------ INPUT DATA

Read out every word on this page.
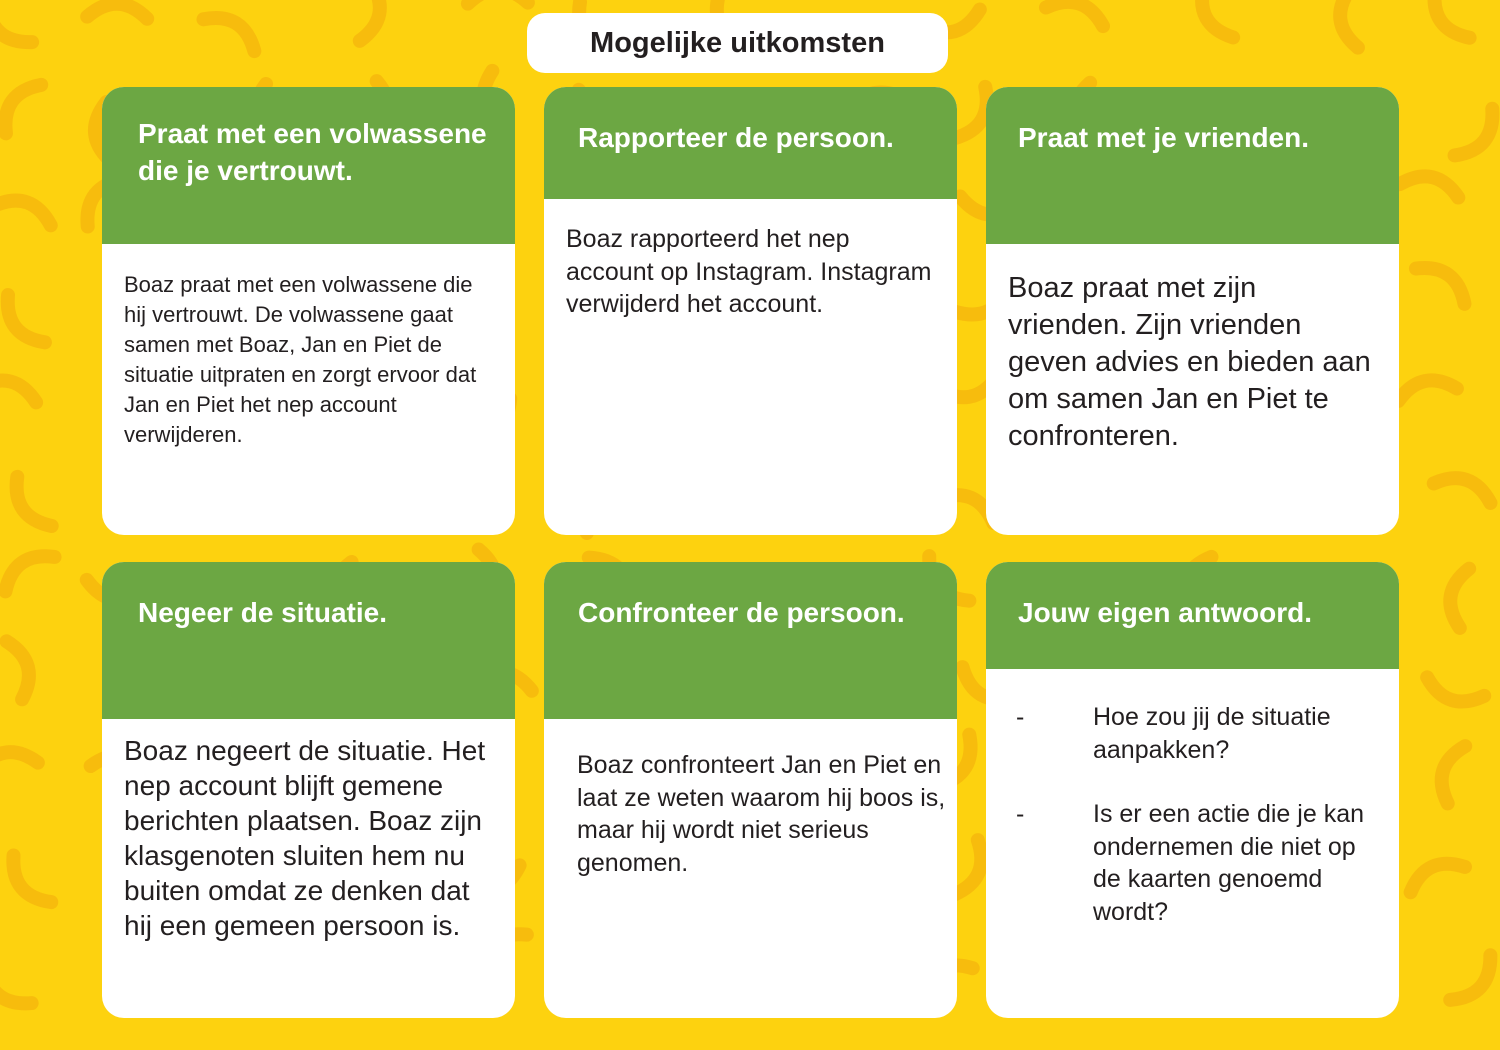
Mogelijke uitkomsten
Praat met een volwassene die je vertrouwt.
Boaz praat met een volwassene die hij vertrouwt. De volwassene gaat samen met Boaz, Jan en Piet de situatie uitpraten en zorgt ervoor dat Jan en Piet het nep account verwijderen.
Rapporteer de persoon.
Boaz rapporteerd het nep account op Instagram. Instagram verwijderd het account.
Praat met je vrienden.
Boaz praat met zijn vrienden. Zijn vrienden geven advies en bieden aan om samen Jan en Piet te confronteren.
Negeer de situatie.
Boaz negeert de situatie. Het nep account blijft gemene berichten plaatsen. Boaz zijn klasgenoten sluiten hem nu buiten omdat ze denken dat hij een gemeen persoon is.
Confronteer de persoon.
Boaz confronteert Jan en Piet en laat ze weten waarom hij boos is, maar hij wordt niet serieus genomen.
Jouw eigen antwoord.
-	Hoe zou jij de situatie aanpakken?
-	Is er een actie die je kan ondernemen die niet op de kaarten genoemd wordt?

------------

### WHAT THE EXERCISE ASKS
Read the entries and pick out all lines that include the word "vertrouwt".

### EXERCISE ANSWER
Praat met een volwassene die je vertrouwt.
Boaz praat met een volwassene die hij vertrouwt. De volwassene gaat samen met Boaz, Jan en Piet de situatie uitpraten en zorgt ervoor dat Jan en Piet het nep account verwijderen.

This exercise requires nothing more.